START Excerpted data
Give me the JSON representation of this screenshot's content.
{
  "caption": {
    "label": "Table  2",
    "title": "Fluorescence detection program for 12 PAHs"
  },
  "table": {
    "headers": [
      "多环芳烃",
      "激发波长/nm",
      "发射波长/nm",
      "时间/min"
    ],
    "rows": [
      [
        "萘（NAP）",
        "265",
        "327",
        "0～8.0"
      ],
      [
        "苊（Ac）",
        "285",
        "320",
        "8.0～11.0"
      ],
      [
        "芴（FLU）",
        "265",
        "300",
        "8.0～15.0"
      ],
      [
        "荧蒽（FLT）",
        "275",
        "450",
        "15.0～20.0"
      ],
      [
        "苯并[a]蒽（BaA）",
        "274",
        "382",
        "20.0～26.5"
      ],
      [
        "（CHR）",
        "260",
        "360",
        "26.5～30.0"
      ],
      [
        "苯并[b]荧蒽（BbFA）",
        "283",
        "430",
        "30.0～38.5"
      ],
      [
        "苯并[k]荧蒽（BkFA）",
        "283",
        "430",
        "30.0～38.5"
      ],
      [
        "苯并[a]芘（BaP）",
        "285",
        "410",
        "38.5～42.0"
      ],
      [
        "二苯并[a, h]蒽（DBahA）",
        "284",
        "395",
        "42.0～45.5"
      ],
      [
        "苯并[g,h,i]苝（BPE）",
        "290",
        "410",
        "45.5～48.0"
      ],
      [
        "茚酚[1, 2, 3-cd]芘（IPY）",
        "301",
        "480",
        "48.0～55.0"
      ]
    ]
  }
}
END Excerpted data
▶ Goal
Each record above must be given again exactly.

▶ Exercise output
Give me the JSON representation of this screenshot's content.
{
  "caption": {
    "label": "Table  2",
    "title": "Fluorescence detection program for 12 PAHs"
  },
  "table": {
    "headers": [
      "多环芳烃",
      "激发波长/nm",
      "发射波长/nm",
      "时间/min"
    ],
    "rows": [
      [
        "萘（NAP）",
        "265",
        "327",
        "0～8.0"
      ],
      [
        "苊（Ac）",
        "285",
        "320",
        "8.0～11.0"
      ],
      [
        "芴（FLU）",
        "265",
        "300",
        "8.0～15.0"
      ],
      [
        "荧蒽（FLT）",
        "275",
        "450",
        "15.0～20.0"
      ],
      [
        "苯并[a]蒽（BaA）",
        "274",
        "382",
        "20.0～26.5"
      ],
      [
        "（CHR）",
        "260",
        "360",
        "26.5～30.0"
      ],
      [
        "苯并[b]荧蒽（BbFA）",
        "283",
        "430",
        "30.0～38.5"
      ],
      [
        "苯并[k]荧蒽（BkFA）",
        "283",
        "430",
        "30.0～38.5"
      ],
      [
        "苯并[a]芘（BaP）",
        "285",
        "410",
        "38.5～42.0"
      ],
      [
        "二苯并[a, h]蒽（DBahA）",
        "284",
        "395",
        "42.0～45.5"
      ],
      [
        "苯并[g,h,i]苝（BPE）",
        "290",
        "410",
        "45.5～48.0"
      ],
      [
        "茚酚[1, 2, 3-cd]芘（IPY）",
        "301",
        "480",
        "48.0～55.0"
      ]
    ]
  }
}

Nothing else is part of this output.